— START Supplied entries —
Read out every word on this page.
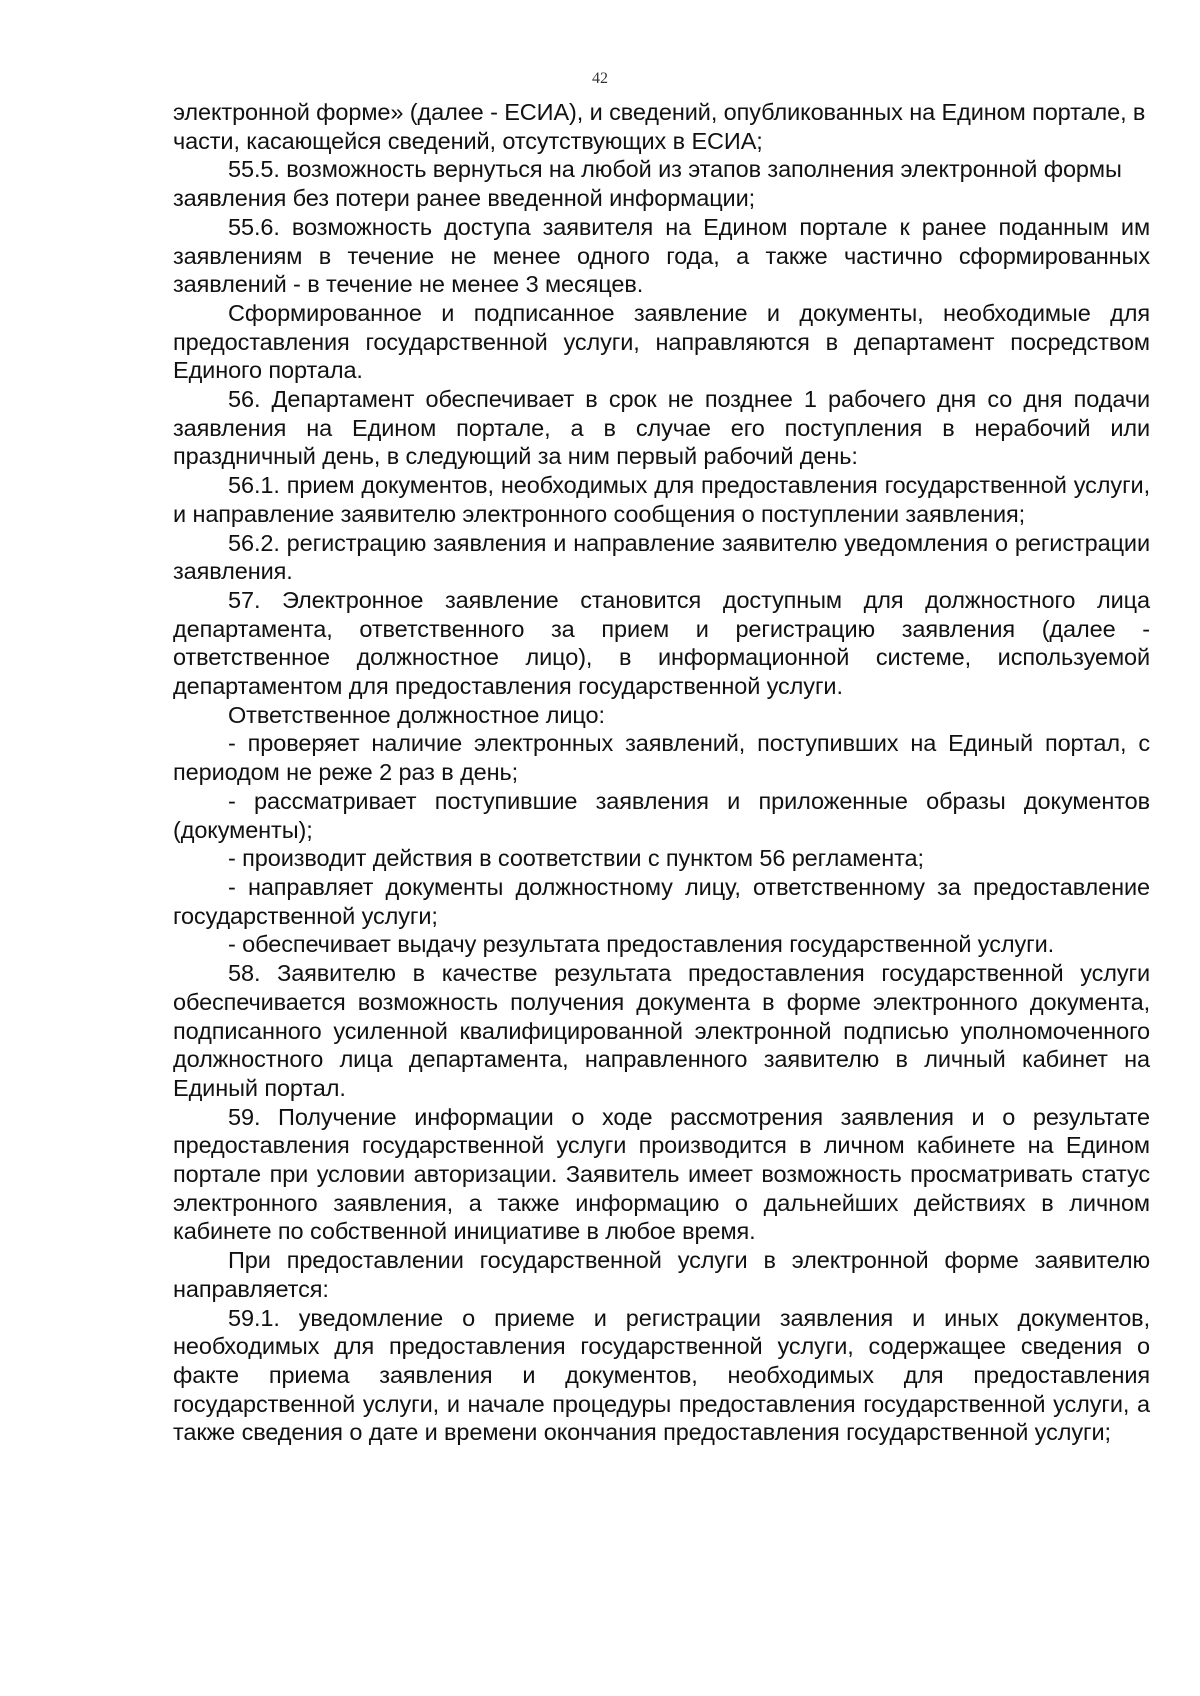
42

электронной форме» (далее - ЕСИА), и сведений, опубликованных на Едином портале, в части, касающейся сведений, отсутствующих в ЕСИА;

55.5. возможность вернуться на любой из этапов заполнения электронной формы заявления без потери ранее введенной информации;

55.6. возможность доступа заявителя на Едином портале к ранее поданным им заявлениям в течение не менее одного года, а также частично сформированных заявлений - в течение не менее 3 месяцев.

Сформированное и подписанное заявление и документы, необходимые для предоставления государственной услуги, направляются в департамент посредством Единого портала.

56. Департамент обеспечивает в срок не позднее 1 рабочего дня со дня подачи заявления на Едином портале, а в случае его поступления в нерабочий или праздничный день, в следующий за ним первый рабочий день:

56.1. прием документов, необходимых для предоставления государственной услуги, и направление заявителю электронного сообщения о поступлении заявления;

56.2. регистрацию заявления и направление заявителю уведомления о регистрации заявления.

57. Электронное заявление становится доступным для должностного лица департамента, ответственного за прием и регистрацию заявления (далее - ответственное должностное лицо), в информационной системе, используемой департаментом для предоставления государственной услуги.

Ответственное должностное лицо:

- проверяет наличие электронных заявлений, поступивших на Единый портал, с периодом не реже 2 раз в день;

- рассматривает поступившие заявления и приложенные образы документов (документы);

- производит действия в соответствии с пунктом 56 регламента;

- направляет документы должностному лицу, ответственному за предоставление государственной услуги;

- обеспечивает выдачу результата предоставления государственной услуги.

58. Заявителю в качестве результата предоставления государственной услуги обеспечивается возможность получения документа в форме электронного документа, подписанного усиленной квалифицированной электронной подписью уполномоченного должностного лица департамента, направленного заявителю в личный кабинет на Единый портал.

59. Получение информации о ходе рассмотрения заявления и о результате предоставления государственной услуги производится в личном кабинете на Едином портале при условии авторизации. Заявитель имеет возможность просматривать статус электронного заявления, а также информацию о дальнейших действиях в личном кабинете по собственной инициативе в любое время.

При предоставлении государственной услуги в электронной форме заявителю направляется:

59.1. уведомление о приеме и регистрации заявления и иных документов, необходимых для предоставления государственной услуги, содержащее сведения о факте приема заявления и документов, необходимых для предоставления государственной услуги, и начале процедуры предоставления государственной услуги, а также сведения о дате и времени окончания предоставления государственной услуги;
— END Supplied entries —
### What the task asks
Write the records out once more, exactly as they appear, with no pictures.

### The solution
Read out every word on this page.
42

электронной форме» (далее - ЕСИА), и сведений, опубликованных на Едином портале, в части, касающейся сведений, отсутствующих в ЕСИА;

55.5. возможность вернуться на любой из этапов заполнения электронной формы заявления без потери ранее введенной информации;

55.6. возможность доступа заявителя на Едином портале к ранее поданным им заявлениям в течение не менее одного года, а также частично сформированных заявлений - в течение не менее 3 месяцев.

Сформированное и подписанное заявление и документы, необходимые для предоставления государственной услуги, направляются в департамент посредством Единого портала.

56. Департамент обеспечивает в срок не позднее 1 рабочего дня со дня подачи заявления на Едином портале, а в случае его поступления в нерабочий или праздничный день, в следующий за ним первый рабочий день:

56.1. прием документов, необходимых для предоставления государственной услуги, и направление заявителю электронного сообщения о поступлении заявления;

56.2. регистрацию заявления и направление заявителю уведомления о регистрации заявления.

57. Электронное заявление становится доступным для должностного лица департамента, ответственного за прием и регистрацию заявления (далее - ответственное должностное лицо), в информационной системе, используемой департаментом для предоставления государственной услуги.

Ответственное должностное лицо:

- проверяет наличие электронных заявлений, поступивших на Единый портал, с периодом не реже 2 раз в день;

- рассматривает поступившие заявления и приложенные образы документов (документы);

- производит действия в соответствии с пунктом 56 регламента;

- направляет документы должностному лицу, ответственному за предоставление государственной услуги;

- обеспечивает выдачу результата предоставления государственной услуги.

58. Заявителю в качестве результата предоставления государственной услуги обеспечивается возможность получения документа в форме электронного документа, подписанного усиленной квалифицированной электронной подписью уполномоченного должностного лица департамента, направленного заявителю в личный кабинет на Единый портал.

59. Получение информации о ходе рассмотрения заявления и о результате предоставления государственной услуги производится в личном кабинете на Едином портале при условии авторизации. Заявитель имеет возможность просматривать статус электронного заявления, а также информацию о дальнейших действиях в личном кабинете по собственной инициативе в любое время.

При предоставлении государственной услуги в электронной форме заявителю направляется:

59.1. уведомление о приеме и регистрации заявления и иных документов, необходимых для предоставления государственной услуги, содержащее сведения о факте приема заявления и документов, необходимых для предоставления государственной услуги, и начале процедуры предоставления государственной услуги, а также сведения о дате и времени окончания предоставления государственной услуги;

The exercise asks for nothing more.